#### Material
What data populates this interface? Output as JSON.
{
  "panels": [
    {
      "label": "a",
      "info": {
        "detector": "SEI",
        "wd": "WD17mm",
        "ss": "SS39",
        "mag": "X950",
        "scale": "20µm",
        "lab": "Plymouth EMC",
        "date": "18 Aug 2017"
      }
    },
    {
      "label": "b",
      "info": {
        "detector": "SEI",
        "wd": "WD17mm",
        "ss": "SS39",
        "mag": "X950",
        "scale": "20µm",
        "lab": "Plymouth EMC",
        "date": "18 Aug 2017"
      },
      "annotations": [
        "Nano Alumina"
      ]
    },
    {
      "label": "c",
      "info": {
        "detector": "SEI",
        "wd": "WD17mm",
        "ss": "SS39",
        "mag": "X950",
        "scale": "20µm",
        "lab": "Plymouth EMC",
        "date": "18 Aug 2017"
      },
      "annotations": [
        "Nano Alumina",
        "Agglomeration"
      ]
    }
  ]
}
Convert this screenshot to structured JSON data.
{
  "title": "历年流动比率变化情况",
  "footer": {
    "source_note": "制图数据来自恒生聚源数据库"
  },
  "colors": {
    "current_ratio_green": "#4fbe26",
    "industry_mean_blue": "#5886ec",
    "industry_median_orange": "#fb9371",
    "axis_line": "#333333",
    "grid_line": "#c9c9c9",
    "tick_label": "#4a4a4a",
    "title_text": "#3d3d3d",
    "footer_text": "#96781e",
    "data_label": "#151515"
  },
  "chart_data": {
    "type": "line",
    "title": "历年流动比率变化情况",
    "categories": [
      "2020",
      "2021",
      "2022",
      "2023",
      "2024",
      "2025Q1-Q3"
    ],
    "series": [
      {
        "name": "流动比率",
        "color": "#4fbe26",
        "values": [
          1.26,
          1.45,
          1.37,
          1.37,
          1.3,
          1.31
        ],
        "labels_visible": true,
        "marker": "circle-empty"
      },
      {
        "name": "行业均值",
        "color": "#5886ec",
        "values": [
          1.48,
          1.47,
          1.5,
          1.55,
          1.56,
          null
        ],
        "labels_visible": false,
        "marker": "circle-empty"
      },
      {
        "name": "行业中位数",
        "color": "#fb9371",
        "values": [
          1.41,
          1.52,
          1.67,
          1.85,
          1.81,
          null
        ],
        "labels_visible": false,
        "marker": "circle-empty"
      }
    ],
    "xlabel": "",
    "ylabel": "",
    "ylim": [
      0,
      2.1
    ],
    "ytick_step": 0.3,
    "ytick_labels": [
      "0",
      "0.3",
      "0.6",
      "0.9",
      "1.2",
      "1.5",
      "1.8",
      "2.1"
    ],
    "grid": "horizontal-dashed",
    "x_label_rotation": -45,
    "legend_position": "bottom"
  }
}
########
### Task to complete
Each record must be repeated exactly as it is.

### Problem solution
What data populates this interface? Output as JSON.
{
  "panels": [
    {
      "label": "a",
      "info": {
        "detector": "SEI",
        "wd": "WD17mm",
        "ss": "SS39",
        "mag": "X950",
        "scale": "20µm",
        "lab": "Plymouth EMC",
        "date": "18 Aug 2017"
      }
    },
    {
      "label": "b",
      "info": {
        "detector": "SEI",
        "wd": "WD17mm",
        "ss": "SS39",
        "mag": "X950",
        "scale": "20µm",
        "lab": "Plymouth EMC",
        "date": "18 Aug 2017"
      },
      "annotations": [
        "Nano Alumina"
      ]
    },
    {
      "label": "c",
      "info": {
        "detector": "SEI",
        "wd": "WD17mm",
        "ss": "SS39",
        "mag": "X950",
        "scale": "20µm",
        "lab": "Plymouth EMC",
        "date": "18 Aug 2017"
      },
      "annotations": [
        "Nano Alumina",
        "Agglomeration"
      ]
    }
  ]
}
Convert this screenshot to structured JSON data.
{
  "title": "历年流动比率变化情况",
  "footer": {
    "source_note": "制图数据来自恒生聚源数据库"
  },
  "colors": {
    "current_ratio_green": "#4fbe26",
    "industry_mean_blue": "#5886ec",
    "industry_median_orange": "#fb9371",
    "axis_line": "#333333",
    "grid_line": "#c9c9c9",
    "tick_label": "#4a4a4a",
    "title_text": "#3d3d3d",
    "footer_text": "#96781e",
    "data_label": "#151515"
  },
  "chart_data": {
    "type": "line",
    "title": "历年流动比率变化情况",
    "categories": [
      "2020",
      "2021",
      "2022",
      "2023",
      "2024",
      "2025Q1-Q3"
    ],
    "series": [
      {
        "name": "流动比率",
        "color": "#4fbe26",
        "values": [
          1.26,
          1.45,
          1.37,
          1.37,
          1.3,
          1.31
        ],
        "labels_visible": true,
        "marker": "circle-empty"
      },
      {
        "name": "行业均值",
        "color": "#5886ec",
        "values": [
          1.48,
          1.47,
          1.5,
          1.55,
          1.56,
          null
        ],
        "labels_visible": false,
        "marker": "circle-empty"
      },
      {
        "name": "行业中位数",
        "color": "#fb9371",
        "values": [
          1.41,
          1.52,
          1.67,
          1.85,
          1.81,
          null
        ],
        "labels_visible": false,
        "marker": "circle-empty"
      }
    ],
    "xlabel": "",
    "ylabel": "",
    "ylim": [
      0,
      2.1
    ],
    "ytick_step": 0.3,
    "ytick_labels": [
      "0",
      "0.3",
      "0.6",
      "0.9",
      "1.2",
      "1.5",
      "1.8",
      "2.1"
    ],
    "grid": "horizontal-dashed",
    "x_label_rotation": -45,
    "legend_position": "bottom"
  }
}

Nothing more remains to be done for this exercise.